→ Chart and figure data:
BEGIN

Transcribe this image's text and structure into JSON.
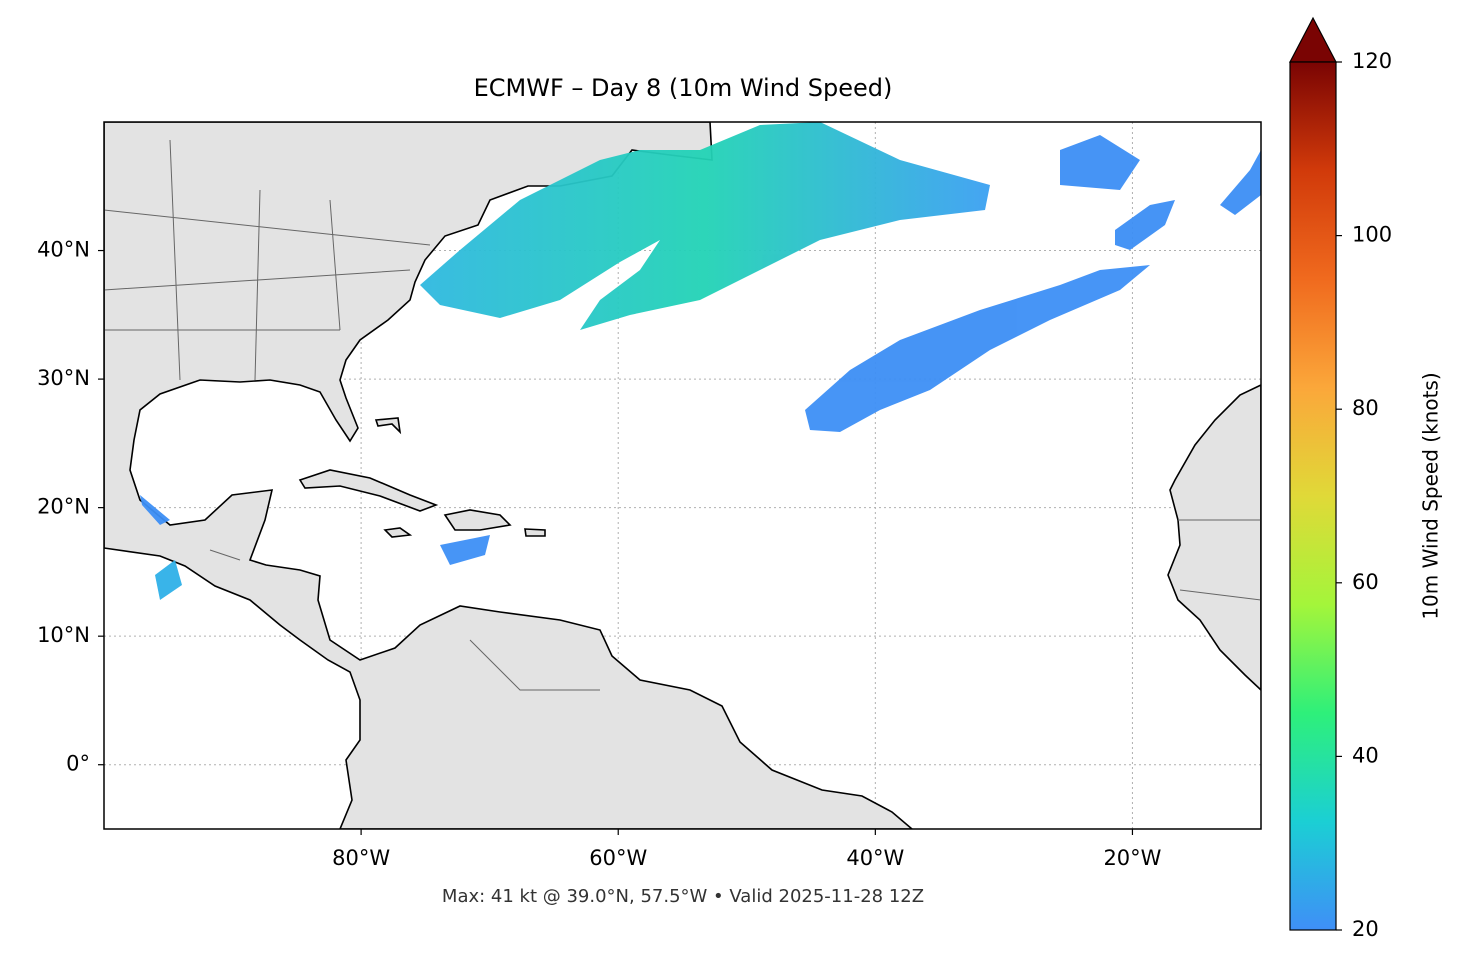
{
  "chart_data": {
    "type": "map",
    "title": "ECMWF – Day 8 (10m Wind Speed)",
    "footer": "Max: 41 kt @ 39.0°N, 57.5°W • Valid 2025-11-28 12Z",
    "xlim": [
      -100,
      -10
    ],
    "ylim": [
      -5,
      50
    ],
    "xticks": [
      {
        "value": -80,
        "label": "80°W"
      },
      {
        "value": -60,
        "label": "60°W"
      },
      {
        "value": -40,
        "label": "40°W"
      },
      {
        "value": -20,
        "label": "20°W"
      }
    ],
    "yticks": [
      {
        "value": 0,
        "label": "0°"
      },
      {
        "value": 10,
        "label": "10°N"
      },
      {
        "value": 20,
        "label": "20°N"
      },
      {
        "value": 30,
        "label": "30°N"
      },
      {
        "value": 40,
        "label": "40°N"
      }
    ],
    "grid": true,
    "colorbar": {
      "label": "10m Wind Speed (knots)",
      "lim": [
        20,
        120
      ],
      "ticks": [
        20,
        40,
        60,
        80,
        100,
        120
      ],
      "colors": [
        "#3f8ff7",
        "#1bcfd4",
        "#2ef07a",
        "#a4f53a",
        "#e0d938",
        "#fba73a",
        "#f06a1e",
        "#d13a0a",
        "#7a0403"
      ]
    }
  }
}
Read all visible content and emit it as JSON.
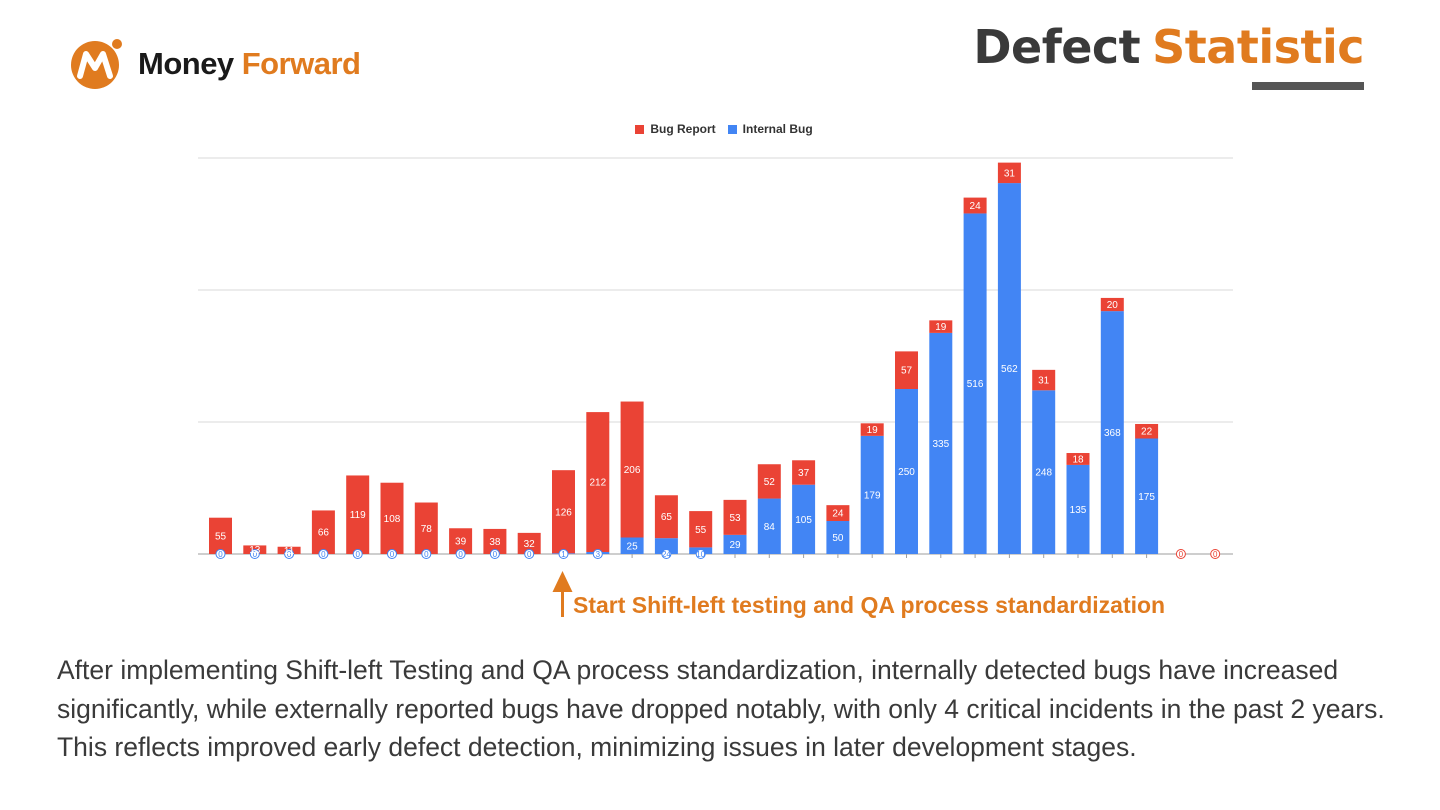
{
  "brand": {
    "word1": "Money",
    "word2": "Forward",
    "accent": "#e07b1f"
  },
  "title": {
    "part1": "Defect",
    "part2": "Statistic"
  },
  "chart_data": {
    "type": "bar",
    "stacked": true,
    "series": [
      {
        "name": "Internal Bug",
        "color": "#4285f4",
        "values": [
          0,
          0,
          0,
          0,
          0,
          0,
          0,
          0,
          0,
          0,
          1,
          3,
          25,
          24,
          10,
          29,
          84,
          105,
          50,
          179,
          250,
          335,
          516,
          562,
          248,
          135,
          368,
          175,
          0,
          0
        ]
      },
      {
        "name": "Bug Report",
        "color": "#ea4335",
        "values": [
          55,
          13,
          11,
          66,
          119,
          108,
          78,
          39,
          38,
          32,
          126,
          212,
          206,
          65,
          55,
          53,
          52,
          37,
          24,
          19,
          57,
          19,
          24,
          31,
          31,
          18,
          20,
          22,
          0,
          0
        ]
      }
    ],
    "ylim": [
      0,
      600
    ],
    "gridlines": [
      0,
      200,
      400,
      600
    ],
    "legend_position": "top-center",
    "annotation": {
      "text": "Start Shift-left testing and QA process standardization",
      "at_index": 10
    }
  },
  "summary": "After implementing Shift-left Testing and QA process standardization, internally detected bugs have increased significantly, while externally reported bugs have dropped notably, with only 4 critical incidents in the past 2 years. This reflects improved early defect detection, minimizing issues in later development stages."
}
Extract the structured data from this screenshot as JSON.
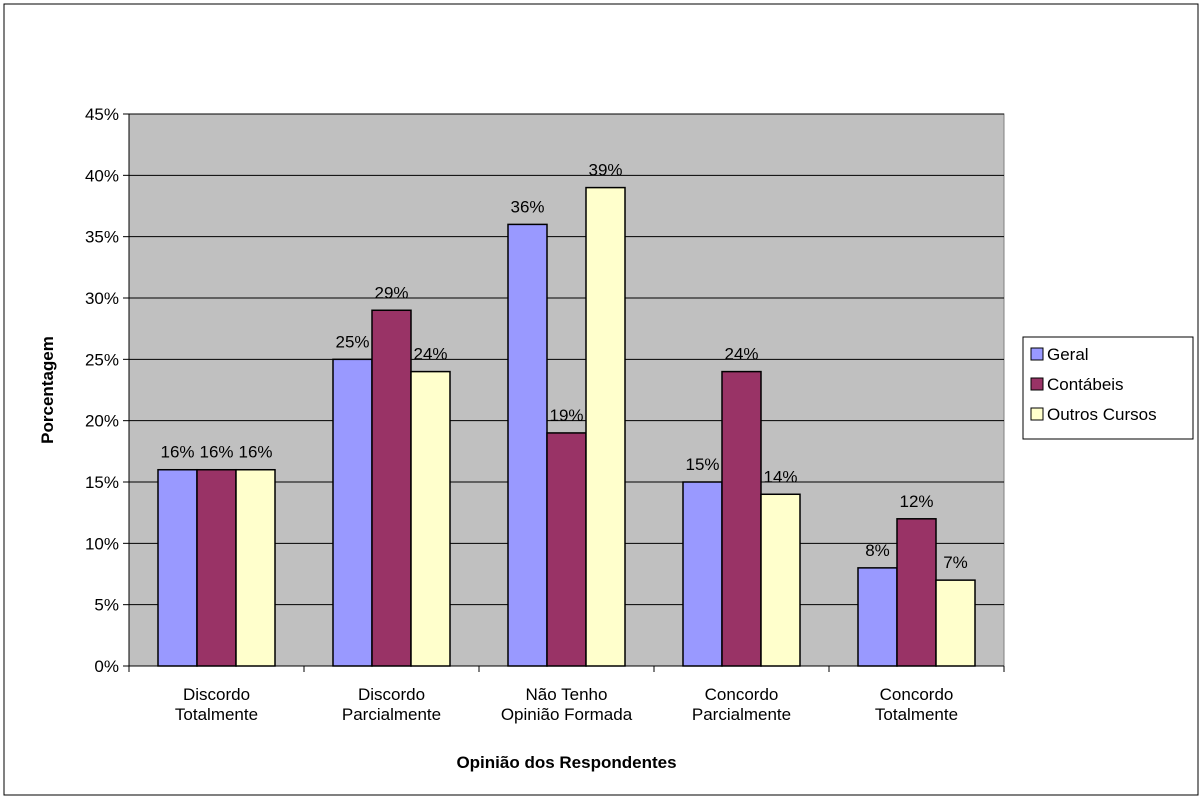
{
  "chart_data": {
    "type": "bar",
    "categories": [
      [
        "Discordo",
        "Totalmente"
      ],
      [
        "Discordo",
        "Parcialmente"
      ],
      [
        "Não Tenho",
        "Opinião Formada"
      ],
      [
        "Concordo",
        "Parcialmente"
      ],
      [
        "Concordo",
        "Totalmente"
      ]
    ],
    "series": [
      {
        "name": "Geral",
        "color": "#9999ff",
        "values": [
          16,
          25,
          36,
          15,
          8
        ],
        "labels": [
          "16%",
          "25%",
          "36%",
          "15%",
          "8%"
        ]
      },
      {
        "name": "Contábeis",
        "color": "#993366",
        "values": [
          16,
          29,
          19,
          24,
          12
        ],
        "labels": [
          "16%",
          "29%",
          "19%",
          "24%",
          "12%"
        ]
      },
      {
        "name": "Outros Cursos",
        "color": "#ffffcc",
        "values": [
          16,
          24,
          39,
          14,
          7
        ],
        "labels": [
          "16%",
          "24%",
          "39%",
          "14%",
          "7%"
        ]
      }
    ],
    "xlabel": "Opinião dos Respondentes",
    "ylabel": "Porcentagem",
    "ylim": [
      0,
      45
    ],
    "yticks": [
      0,
      5,
      10,
      15,
      20,
      25,
      30,
      35,
      40,
      45
    ],
    "ytick_labels": [
      "0%",
      "5%",
      "10%",
      "15%",
      "20%",
      "25%",
      "30%",
      "35%",
      "40%",
      "45%"
    ],
    "plot_background": "#c0c0c0",
    "grid": true,
    "legend_position": "right"
  }
}
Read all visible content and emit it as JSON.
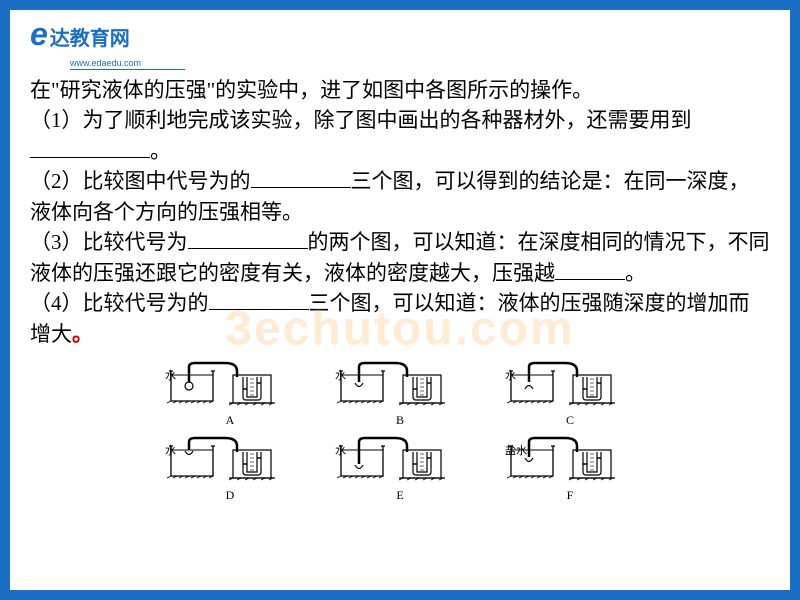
{
  "logo": {
    "e": "e",
    "brand": "达教育网",
    "url": "www.edaedu.com"
  },
  "content": {
    "intro": "在\"研究液体的压强\"的实验中，进了如图中各图所示的操作。",
    "q1_a": "（1）为了顺利地完成该实验，除了图中画出的各种器材外，还需要用到",
    "q1_b": "。",
    "q2_a": "（2）比较图中代号为的",
    "q2_b": "三个图，可以得到的结论是：在同一深度，液体向各个方向的压强相等。",
    "q3_a": "（3）比较代号为",
    "q3_b": "的两个图，可以知道：在深度相同的情况下，不同液体的压强还跟它的密度有关，液体的密度越大，压强越",
    "q3_c": "。",
    "q4_a": "（4）比较代号为的",
    "q4_b": "三个图，可以知道：液体的压强随深度的增加而增大"
  },
  "watermark": "3echutou.com",
  "diagrams": {
    "labels": [
      "A",
      "B",
      "C",
      "D",
      "E",
      "F"
    ],
    "liquids": [
      "水",
      "水",
      "水",
      "水",
      "水",
      "盐水"
    ],
    "colors": {
      "stroke": "#000000",
      "fill_none": "none"
    }
  }
}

END

→ GOAL:
Every entry must be reproduced exactly, with the images left out.

→ REPLY:
Transcribe this image's text and structure into JSON.
{
  "chart_data": {
    "type": "map",
    "title": "ECMWF – Day 8 (10m Wind Speed)",
    "footer": "Max: 41 kt @ 39.0°N, 57.5°W • Valid 2025-11-28 12Z",
    "xlim": [
      -100,
      -10
    ],
    "ylim": [
      -5,
      50
    ],
    "xticks": [
      {
        "value": -80,
        "label": "80°W"
      },
      {
        "value": -60,
        "label": "60°W"
      },
      {
        "value": -40,
        "label": "40°W"
      },
      {
        "value": -20,
        "label": "20°W"
      }
    ],
    "yticks": [
      {
        "value": 0,
        "label": "0°"
      },
      {
        "value": 10,
        "label": "10°N"
      },
      {
        "value": 20,
        "label": "20°N"
      },
      {
        "value": 30,
        "label": "30°N"
      },
      {
        "value": 40,
        "label": "40°N"
      }
    ],
    "grid": true,
    "colorbar": {
      "label": "10m Wind Speed (knots)",
      "lim": [
        20,
        120
      ],
      "ticks": [
        20,
        40,
        60,
        80,
        100,
        120
      ],
      "colors": [
        "#3f8ff7",
        "#1bcfd4",
        "#2ef07a",
        "#a4f53a",
        "#e0d938",
        "#fba73a",
        "#f06a1e",
        "#d13a0a",
        "#7a0403"
      ]
    }
  }
}
Read all visible content and emit it as JSON.
{
  "brand": {
    "word1": "Money",
    "word2": "Forward",
    "accent": "#e07b1f"
  },
  "title": {
    "part1": "Defect",
    "part2": "Statistic"
  },
  "chart_data": {
    "type": "bar",
    "stacked": true,
    "series": [
      {
        "name": "Internal Bug",
        "color": "#4285f4",
        "values": [
          0,
          0,
          0,
          0,
          0,
          0,
          0,
          0,
          0,
          0,
          1,
          3,
          25,
          24,
          10,
          29,
          84,
          105,
          50,
          179,
          250,
          335,
          516,
          562,
          248,
          135,
          368,
          175,
          0,
          0
        ]
      },
      {
        "name": "Bug Report",
        "color": "#ea4335",
        "values": [
          55,
          13,
          11,
          66,
          119,
          108,
          78,
          39,
          38,
          32,
          126,
          212,
          206,
          65,
          55,
          53,
          52,
          37,
          24,
          19,
          57,
          19,
          24,
          31,
          31,
          18,
          20,
          22,
          0,
          0
        ]
      }
    ],
    "ylim": [
      0,
      600
    ],
    "gridlines": [
      0,
      200,
      400,
      600
    ],
    "legend_position": "top-center",
    "annotation": {
      "text": "Start Shift-left testing and QA process standardization",
      "at_index": 10
    }
  },
  "summary": "After implementing Shift-left Testing and QA process standardization, internally detected bugs have increased significantly, while externally reported bugs have dropped notably, with only 4 critical incidents in the past 2 years. This reflects improved early defect detection, minimizing issues in later development stages."
}
Extract the structured data from this screenshot as JSON.
{
  "chart_data": {
    "type": "bar",
    "categories": [
      [
        "Discordo",
        "Totalmente"
      ],
      [
        "Discordo",
        "Parcialmente"
      ],
      [
        "Não Tenho",
        "Opinião Formada"
      ],
      [
        "Concordo",
        "Parcialmente"
      ],
      [
        "Concordo",
        "Totalmente"
      ]
    ],
    "series": [
      {
        "name": "Geral",
        "color": "#9999ff",
        "values": [
          16,
          25,
          36,
          15,
          8
        ],
        "labels": [
          "16%",
          "25%",
          "36%",
          "15%",
          "8%"
        ]
      },
      {
        "name": "Contábeis",
        "color": "#993366",
        "values": [
          16,
          29,
          19,
          24,
          12
        ],
        "labels": [
          "16%",
          "29%",
          "19%",
          "24%",
          "12%"
        ]
      },
      {
        "name": "Outros Cursos",
        "color": "#ffffcc",
        "values": [
          16,
          24,
          39,
          14,
          7
        ],
        "labels": [
          "16%",
          "24%",
          "39%",
          "14%",
          "7%"
        ]
      }
    ],
    "xlabel": "Opinião dos Respondentes",
    "ylabel": "Porcentagem",
    "ylim": [
      0,
      45
    ],
    "yticks": [
      0,
      5,
      10,
      15,
      20,
      25,
      30,
      35,
      40,
      45
    ],
    "ytick_labels": [
      "0%",
      "5%",
      "10%",
      "15%",
      "20%",
      "25%",
      "30%",
      "35%",
      "40%",
      "45%"
    ],
    "plot_background": "#c0c0c0",
    "grid": true,
    "legend_position": "right"
  }
}
Read all visible content and emit it as JSON.
{
  "logo": {
    "e": "e",
    "brand": "达教育网",
    "url": "www.edaedu.com"
  },
  "content": {
    "intro": "在\"研究液体的压强\"的实验中，进了如图中各图所示的操作。",
    "q1_a": "（1）为了顺利地完成该实验，除了图中画出的各种器材外，还需要用到",
    "q1_b": "。",
    "q2_a": "（2）比较图中代号为的",
    "q2_b": "三个图，可以得到的结论是：在同一深度，液体向各个方向的压强相等。",
    "q3_a": "（3）比较代号为",
    "q3_b": "的两个图，可以知道：在深度相同的情况下，不同液体的压强还跟它的密度有关，液体的密度越大，压强越",
    "q3_c": "。",
    "q4_a": "（4）比较代号为的",
    "q4_b": "三个图，可以知道：液体的压强随深度的增加而增大"
  },
  "watermark": "3echutou.com",
  "diagrams": {
    "labels": [
      "A",
      "B",
      "C",
      "D",
      "E",
      "F"
    ],
    "liquids": [
      "水",
      "水",
      "水",
      "水",
      "水",
      "盐水"
    ],
    "colors": {
      "stroke": "#000000",
      "fill_none": "none"
    }
  }
}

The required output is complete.